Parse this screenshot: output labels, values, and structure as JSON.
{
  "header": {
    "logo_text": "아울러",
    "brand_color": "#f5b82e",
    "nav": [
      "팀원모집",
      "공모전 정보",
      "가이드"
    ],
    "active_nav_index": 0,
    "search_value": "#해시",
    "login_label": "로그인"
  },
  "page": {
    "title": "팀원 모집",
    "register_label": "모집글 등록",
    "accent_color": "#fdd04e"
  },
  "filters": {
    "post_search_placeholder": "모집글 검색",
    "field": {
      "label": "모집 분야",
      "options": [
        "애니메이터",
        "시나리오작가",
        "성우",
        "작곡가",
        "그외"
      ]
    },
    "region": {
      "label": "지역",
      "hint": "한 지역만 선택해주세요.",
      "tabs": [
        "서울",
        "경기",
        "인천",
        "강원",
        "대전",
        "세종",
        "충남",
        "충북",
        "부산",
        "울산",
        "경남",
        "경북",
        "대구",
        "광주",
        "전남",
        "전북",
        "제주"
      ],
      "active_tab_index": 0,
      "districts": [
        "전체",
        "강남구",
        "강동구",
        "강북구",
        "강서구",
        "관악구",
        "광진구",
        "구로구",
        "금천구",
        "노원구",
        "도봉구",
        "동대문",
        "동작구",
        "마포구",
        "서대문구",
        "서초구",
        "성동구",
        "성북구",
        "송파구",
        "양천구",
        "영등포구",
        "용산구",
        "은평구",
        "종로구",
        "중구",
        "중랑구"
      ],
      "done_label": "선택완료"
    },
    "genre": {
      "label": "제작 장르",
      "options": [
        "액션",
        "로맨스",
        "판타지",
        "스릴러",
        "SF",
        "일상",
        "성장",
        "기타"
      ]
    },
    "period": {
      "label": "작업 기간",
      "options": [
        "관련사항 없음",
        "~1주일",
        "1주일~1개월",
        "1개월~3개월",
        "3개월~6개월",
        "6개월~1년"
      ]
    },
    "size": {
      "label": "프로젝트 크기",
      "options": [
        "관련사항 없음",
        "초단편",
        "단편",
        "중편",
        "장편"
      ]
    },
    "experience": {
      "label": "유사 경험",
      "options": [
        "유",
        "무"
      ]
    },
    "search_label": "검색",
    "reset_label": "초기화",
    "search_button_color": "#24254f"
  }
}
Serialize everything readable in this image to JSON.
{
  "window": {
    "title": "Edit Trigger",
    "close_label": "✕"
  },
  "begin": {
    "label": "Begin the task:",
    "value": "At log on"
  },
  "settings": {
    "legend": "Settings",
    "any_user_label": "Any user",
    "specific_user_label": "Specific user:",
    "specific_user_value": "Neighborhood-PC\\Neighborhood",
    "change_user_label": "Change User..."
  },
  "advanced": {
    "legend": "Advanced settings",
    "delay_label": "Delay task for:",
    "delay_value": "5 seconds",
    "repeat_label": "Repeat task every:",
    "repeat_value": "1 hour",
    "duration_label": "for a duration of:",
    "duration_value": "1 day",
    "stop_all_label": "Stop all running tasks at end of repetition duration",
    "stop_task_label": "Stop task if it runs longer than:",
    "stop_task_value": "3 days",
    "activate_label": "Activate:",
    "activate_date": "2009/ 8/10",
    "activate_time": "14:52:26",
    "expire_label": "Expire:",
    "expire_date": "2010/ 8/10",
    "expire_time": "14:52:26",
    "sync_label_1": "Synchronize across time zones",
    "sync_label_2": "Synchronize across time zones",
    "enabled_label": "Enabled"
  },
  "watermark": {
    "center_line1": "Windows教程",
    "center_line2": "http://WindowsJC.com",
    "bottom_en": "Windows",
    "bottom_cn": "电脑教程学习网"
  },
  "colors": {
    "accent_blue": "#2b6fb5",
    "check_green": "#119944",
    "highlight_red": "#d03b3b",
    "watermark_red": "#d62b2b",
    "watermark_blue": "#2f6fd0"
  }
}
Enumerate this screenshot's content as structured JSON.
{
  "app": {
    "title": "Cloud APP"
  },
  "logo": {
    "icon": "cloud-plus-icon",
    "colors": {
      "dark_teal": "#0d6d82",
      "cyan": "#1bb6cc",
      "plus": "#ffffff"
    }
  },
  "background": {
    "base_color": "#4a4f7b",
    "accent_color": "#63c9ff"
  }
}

_The exercise_
Check every line of the material for the string "across" and give the number of lines that have it, without anything else.

_Full solution_
2